● Stated task:
Restate each entry word for word, leaving nothing out.

⁂

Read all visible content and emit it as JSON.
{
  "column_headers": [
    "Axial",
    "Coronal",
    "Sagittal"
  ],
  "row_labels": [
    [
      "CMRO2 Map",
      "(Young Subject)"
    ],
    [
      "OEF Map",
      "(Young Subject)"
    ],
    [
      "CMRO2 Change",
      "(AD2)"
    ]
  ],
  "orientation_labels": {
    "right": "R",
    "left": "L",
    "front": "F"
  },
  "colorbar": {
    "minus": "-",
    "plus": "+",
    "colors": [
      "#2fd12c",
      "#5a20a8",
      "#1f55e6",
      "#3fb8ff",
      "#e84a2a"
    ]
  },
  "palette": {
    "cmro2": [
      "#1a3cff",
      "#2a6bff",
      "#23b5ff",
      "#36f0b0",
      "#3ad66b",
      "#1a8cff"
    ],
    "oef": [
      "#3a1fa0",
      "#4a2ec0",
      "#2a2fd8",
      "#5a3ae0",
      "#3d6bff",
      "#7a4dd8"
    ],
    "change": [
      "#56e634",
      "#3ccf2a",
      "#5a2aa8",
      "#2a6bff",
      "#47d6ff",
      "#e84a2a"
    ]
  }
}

⁂

● Task solution:
Read all visible content and emit it as JSON.
{
  "column_headers": [
    "Axial",
    "Coronal",
    "Sagittal"
  ],
  "row_labels": [
    [
      "CMRO2 Map",
      "(Young Subject)"
    ],
    [
      "OEF Map",
      "(Young Subject)"
    ],
    [
      "CMRO2 Change",
      "(AD2)"
    ]
  ],
  "orientation_labels": {
    "right": "R",
    "left": "L",
    "front": "F"
  },
  "colorbar": {
    "minus": "-",
    "plus": "+",
    "colors": [
      "#2fd12c",
      "#5a20a8",
      "#1f55e6",
      "#3fb8ff",
      "#e84a2a"
    ]
  },
  "palette": {
    "cmro2": [
      "#1a3cff",
      "#2a6bff",
      "#23b5ff",
      "#36f0b0",
      "#3ad66b",
      "#1a8cff"
    ],
    "oef": [
      "#3a1fa0",
      "#4a2ec0",
      "#2a2fd8",
      "#5a3ae0",
      "#3d6bff",
      "#7a4dd8"
    ],
    "change": [
      "#56e634",
      "#3ccf2a",
      "#5a2aa8",
      "#2a6bff",
      "#47d6ff",
      "#e84a2a"
    ]
  }
}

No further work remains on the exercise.